-- start of Supplied material --

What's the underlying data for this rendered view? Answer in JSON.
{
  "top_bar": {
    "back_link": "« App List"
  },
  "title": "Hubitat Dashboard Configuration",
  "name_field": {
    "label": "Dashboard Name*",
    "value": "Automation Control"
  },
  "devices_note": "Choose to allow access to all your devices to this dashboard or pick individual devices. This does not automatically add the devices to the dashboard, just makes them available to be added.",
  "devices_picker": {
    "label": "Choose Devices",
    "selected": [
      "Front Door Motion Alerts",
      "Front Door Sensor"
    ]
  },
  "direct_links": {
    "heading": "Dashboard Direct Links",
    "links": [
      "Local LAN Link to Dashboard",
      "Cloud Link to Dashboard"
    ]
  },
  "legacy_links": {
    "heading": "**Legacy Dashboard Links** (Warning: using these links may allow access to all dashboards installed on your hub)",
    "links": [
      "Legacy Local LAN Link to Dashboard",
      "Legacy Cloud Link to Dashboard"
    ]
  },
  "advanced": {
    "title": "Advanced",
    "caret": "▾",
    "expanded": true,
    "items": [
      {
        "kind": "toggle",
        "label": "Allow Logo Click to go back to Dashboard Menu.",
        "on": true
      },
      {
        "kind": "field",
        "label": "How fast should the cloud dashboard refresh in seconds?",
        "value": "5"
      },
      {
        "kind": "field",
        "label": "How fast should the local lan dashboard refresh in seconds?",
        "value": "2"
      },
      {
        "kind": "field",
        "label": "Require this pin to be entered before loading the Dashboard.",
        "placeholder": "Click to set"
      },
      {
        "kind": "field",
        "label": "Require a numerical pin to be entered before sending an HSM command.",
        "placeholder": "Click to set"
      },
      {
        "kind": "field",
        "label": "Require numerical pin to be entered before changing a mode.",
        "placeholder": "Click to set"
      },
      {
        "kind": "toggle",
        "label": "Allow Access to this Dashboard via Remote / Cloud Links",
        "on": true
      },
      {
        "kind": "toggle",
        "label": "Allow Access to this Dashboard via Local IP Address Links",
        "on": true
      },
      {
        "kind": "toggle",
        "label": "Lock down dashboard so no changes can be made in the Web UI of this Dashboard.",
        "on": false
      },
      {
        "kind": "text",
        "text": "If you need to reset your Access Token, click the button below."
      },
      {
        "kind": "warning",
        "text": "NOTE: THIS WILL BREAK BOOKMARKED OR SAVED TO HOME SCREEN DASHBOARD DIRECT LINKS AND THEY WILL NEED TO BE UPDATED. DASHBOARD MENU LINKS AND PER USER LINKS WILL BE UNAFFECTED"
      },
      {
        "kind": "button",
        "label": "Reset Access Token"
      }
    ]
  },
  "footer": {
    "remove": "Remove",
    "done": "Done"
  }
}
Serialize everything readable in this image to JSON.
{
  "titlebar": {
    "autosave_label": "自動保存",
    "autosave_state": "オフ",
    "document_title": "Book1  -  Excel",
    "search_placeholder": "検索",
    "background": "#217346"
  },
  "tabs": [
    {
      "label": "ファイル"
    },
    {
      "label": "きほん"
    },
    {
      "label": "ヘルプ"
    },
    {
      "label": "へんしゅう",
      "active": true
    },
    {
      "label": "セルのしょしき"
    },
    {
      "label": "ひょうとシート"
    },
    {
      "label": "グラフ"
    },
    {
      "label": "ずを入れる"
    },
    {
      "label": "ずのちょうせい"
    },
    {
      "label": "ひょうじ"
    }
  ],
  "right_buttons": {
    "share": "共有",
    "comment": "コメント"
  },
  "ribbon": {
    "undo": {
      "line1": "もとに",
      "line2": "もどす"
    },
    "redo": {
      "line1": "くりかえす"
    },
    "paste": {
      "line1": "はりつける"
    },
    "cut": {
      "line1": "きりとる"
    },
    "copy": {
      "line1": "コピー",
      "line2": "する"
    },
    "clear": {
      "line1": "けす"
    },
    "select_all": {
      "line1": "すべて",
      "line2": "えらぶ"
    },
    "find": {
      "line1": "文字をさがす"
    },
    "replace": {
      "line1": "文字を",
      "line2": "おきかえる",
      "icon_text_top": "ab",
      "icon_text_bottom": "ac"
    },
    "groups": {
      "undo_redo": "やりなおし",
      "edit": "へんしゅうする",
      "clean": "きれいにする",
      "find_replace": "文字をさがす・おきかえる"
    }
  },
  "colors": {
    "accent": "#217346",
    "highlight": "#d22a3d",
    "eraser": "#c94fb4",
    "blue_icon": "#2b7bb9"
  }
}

-- end of Supplied material --

- Task directions: From the records above, please extract every line and repeat it exactly.

- Exercise result:
What's the underlying data for this rendered view? Answer in JSON.
{
  "top_bar": {
    "back_link": "« App List"
  },
  "title": "Hubitat Dashboard Configuration",
  "name_field": {
    "label": "Dashboard Name*",
    "value": "Automation Control"
  },
  "devices_note": "Choose to allow access to all your devices to this dashboard or pick individual devices. This does not automatically add the devices to the dashboard, just makes them available to be added.",
  "devices_picker": {
    "label": "Choose Devices",
    "selected": [
      "Front Door Motion Alerts",
      "Front Door Sensor"
    ]
  },
  "direct_links": {
    "heading": "Dashboard Direct Links",
    "links": [
      "Local LAN Link to Dashboard",
      "Cloud Link to Dashboard"
    ]
  },
  "legacy_links": {
    "heading": "**Legacy Dashboard Links** (Warning: using these links may allow access to all dashboards installed on your hub)",
    "links": [
      "Legacy Local LAN Link to Dashboard",
      "Legacy Cloud Link to Dashboard"
    ]
  },
  "advanced": {
    "title": "Advanced",
    "caret": "▾",
    "expanded": true,
    "items": [
      {
        "kind": "toggle",
        "label": "Allow Logo Click to go back to Dashboard Menu.",
        "on": true
      },
      {
        "kind": "field",
        "label": "How fast should the cloud dashboard refresh in seconds?",
        "value": "5"
      },
      {
        "kind": "field",
        "label": "How fast should the local lan dashboard refresh in seconds?",
        "value": "2"
      },
      {
        "kind": "field",
        "label": "Require this pin to be entered before loading the Dashboard.",
        "placeholder": "Click to set"
      },
      {
        "kind": "field",
        "label": "Require a numerical pin to be entered before sending an HSM command.",
        "placeholder": "Click to set"
      },
      {
        "kind": "field",
        "label": "Require numerical pin to be entered before changing a mode.",
        "placeholder": "Click to set"
      },
      {
        "kind": "toggle",
        "label": "Allow Access to this Dashboard via Remote / Cloud Links",
        "on": true
      },
      {
        "kind": "toggle",
        "label": "Allow Access to this Dashboard via Local IP Address Links",
        "on": true
      },
      {
        "kind": "toggle",
        "label": "Lock down dashboard so no changes can be made in the Web UI of this Dashboard.",
        "on": false
      },
      {
        "kind": "text",
        "text": "If you need to reset your Access Token, click the button below."
      },
      {
        "kind": "warning",
        "text": "NOTE: THIS WILL BREAK BOOKMARKED OR SAVED TO HOME SCREEN DASHBOARD DIRECT LINKS AND THEY WILL NEED TO BE UPDATED. DASHBOARD MENU LINKS AND PER USER LINKS WILL BE UNAFFECTED"
      },
      {
        "kind": "button",
        "label": "Reset Access Token"
      }
    ]
  },
  "footer": {
    "remove": "Remove",
    "done": "Done"
  }
}
Serialize everything readable in this image to JSON.
{
  "titlebar": {
    "autosave_label": "自動保存",
    "autosave_state": "オフ",
    "document_title": "Book1  -  Excel",
    "search_placeholder": "検索",
    "background": "#217346"
  },
  "tabs": [
    {
      "label": "ファイル"
    },
    {
      "label": "きほん"
    },
    {
      "label": "ヘルプ"
    },
    {
      "label": "へんしゅう",
      "active": true
    },
    {
      "label": "セルのしょしき"
    },
    {
      "label": "ひょうとシート"
    },
    {
      "label": "グラフ"
    },
    {
      "label": "ずを入れる"
    },
    {
      "label": "ずのちょうせい"
    },
    {
      "label": "ひょうじ"
    }
  ],
  "right_buttons": {
    "share": "共有",
    "comment": "コメント"
  },
  "ribbon": {
    "undo": {
      "line1": "もとに",
      "line2": "もどす"
    },
    "redo": {
      "line1": "くりかえす"
    },
    "paste": {
      "line1": "はりつける"
    },
    "cut": {
      "line1": "きりとる"
    },
    "copy": {
      "line1": "コピー",
      "line2": "する"
    },
    "clear": {
      "line1": "けす"
    },
    "select_all": {
      "line1": "すべて",
      "line2": "えらぶ"
    },
    "find": {
      "line1": "文字をさがす"
    },
    "replace": {
      "line1": "文字を",
      "line2": "おきかえる",
      "icon_text_top": "ab",
      "icon_text_bottom": "ac"
    },
    "groups": {
      "undo_redo": "やりなおし",
      "edit": "へんしゅうする",
      "clean": "きれいにする",
      "find_replace": "文字をさがす・おきかえる"
    }
  },
  "colors": {
    "accent": "#217346",
    "highlight": "#d22a3d",
    "eraser": "#c94fb4",
    "blue_icon": "#2b7bb9"
  }
}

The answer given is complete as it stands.